Collected data
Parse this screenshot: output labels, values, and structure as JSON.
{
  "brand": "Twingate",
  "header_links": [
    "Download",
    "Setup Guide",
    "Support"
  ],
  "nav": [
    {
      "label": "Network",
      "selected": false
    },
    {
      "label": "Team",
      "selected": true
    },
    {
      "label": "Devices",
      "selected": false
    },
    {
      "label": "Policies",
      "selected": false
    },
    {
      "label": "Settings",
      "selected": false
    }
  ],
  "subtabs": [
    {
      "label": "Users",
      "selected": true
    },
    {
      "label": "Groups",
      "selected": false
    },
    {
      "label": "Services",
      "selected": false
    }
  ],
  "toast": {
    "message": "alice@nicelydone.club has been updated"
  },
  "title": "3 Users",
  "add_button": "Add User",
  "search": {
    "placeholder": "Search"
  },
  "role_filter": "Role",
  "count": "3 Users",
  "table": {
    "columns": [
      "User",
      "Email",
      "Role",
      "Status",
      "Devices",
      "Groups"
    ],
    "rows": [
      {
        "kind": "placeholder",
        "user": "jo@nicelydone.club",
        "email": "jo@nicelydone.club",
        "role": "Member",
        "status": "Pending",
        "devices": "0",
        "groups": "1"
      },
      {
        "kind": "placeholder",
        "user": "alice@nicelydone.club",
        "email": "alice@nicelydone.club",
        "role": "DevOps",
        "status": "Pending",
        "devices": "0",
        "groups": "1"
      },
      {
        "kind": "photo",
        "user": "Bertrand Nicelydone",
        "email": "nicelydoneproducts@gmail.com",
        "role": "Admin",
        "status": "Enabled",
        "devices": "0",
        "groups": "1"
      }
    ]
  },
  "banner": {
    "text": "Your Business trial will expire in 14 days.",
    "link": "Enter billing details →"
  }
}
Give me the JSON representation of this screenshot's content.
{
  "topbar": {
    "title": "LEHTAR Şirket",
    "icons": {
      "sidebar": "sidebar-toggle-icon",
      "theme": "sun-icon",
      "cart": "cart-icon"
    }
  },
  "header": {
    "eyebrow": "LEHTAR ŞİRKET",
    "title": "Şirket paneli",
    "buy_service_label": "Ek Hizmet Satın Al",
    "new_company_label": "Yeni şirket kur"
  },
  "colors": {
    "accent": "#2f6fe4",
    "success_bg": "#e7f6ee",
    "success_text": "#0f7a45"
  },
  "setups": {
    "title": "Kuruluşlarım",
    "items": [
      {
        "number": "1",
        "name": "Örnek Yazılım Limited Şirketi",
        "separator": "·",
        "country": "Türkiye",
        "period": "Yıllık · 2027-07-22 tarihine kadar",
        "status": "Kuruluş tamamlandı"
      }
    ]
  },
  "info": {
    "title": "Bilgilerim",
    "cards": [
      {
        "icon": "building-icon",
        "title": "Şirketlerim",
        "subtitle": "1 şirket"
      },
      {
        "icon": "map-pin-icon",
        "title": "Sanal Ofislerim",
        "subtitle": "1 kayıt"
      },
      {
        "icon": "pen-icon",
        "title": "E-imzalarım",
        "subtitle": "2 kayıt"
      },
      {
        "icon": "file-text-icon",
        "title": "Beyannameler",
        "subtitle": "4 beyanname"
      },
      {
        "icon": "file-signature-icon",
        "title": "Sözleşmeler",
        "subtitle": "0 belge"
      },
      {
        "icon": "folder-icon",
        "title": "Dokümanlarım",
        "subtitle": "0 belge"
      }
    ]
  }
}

*DESCRIPTION OF THE TASK*.
Reproduce every line from the entries that holds the word "this".

*OUTPUT BELOW*.
Parse this screenshot: output labels, values, and structure as JSON.
Give me the JSON representation of this screenshot's content.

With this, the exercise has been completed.